# DATASET EXCERPTS:
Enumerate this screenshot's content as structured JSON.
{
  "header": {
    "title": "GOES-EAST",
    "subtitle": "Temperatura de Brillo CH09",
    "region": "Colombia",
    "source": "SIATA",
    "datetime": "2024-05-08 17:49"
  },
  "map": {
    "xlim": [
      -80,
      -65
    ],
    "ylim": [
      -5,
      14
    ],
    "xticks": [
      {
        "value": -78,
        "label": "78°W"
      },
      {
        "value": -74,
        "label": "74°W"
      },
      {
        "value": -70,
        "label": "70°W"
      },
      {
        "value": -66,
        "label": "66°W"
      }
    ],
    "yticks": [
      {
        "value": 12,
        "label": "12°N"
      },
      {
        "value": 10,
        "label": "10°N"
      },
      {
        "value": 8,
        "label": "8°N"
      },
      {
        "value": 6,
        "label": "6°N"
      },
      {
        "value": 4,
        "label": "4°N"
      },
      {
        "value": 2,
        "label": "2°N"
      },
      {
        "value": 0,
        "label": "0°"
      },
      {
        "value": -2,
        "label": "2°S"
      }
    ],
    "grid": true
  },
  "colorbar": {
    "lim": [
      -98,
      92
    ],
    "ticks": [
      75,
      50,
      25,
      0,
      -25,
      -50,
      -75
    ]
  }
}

# WORK REQUIRED:
Each line in the material either holds the string "value" or does not. State how many do, and nothing else.

# TASK OUTPUT:
12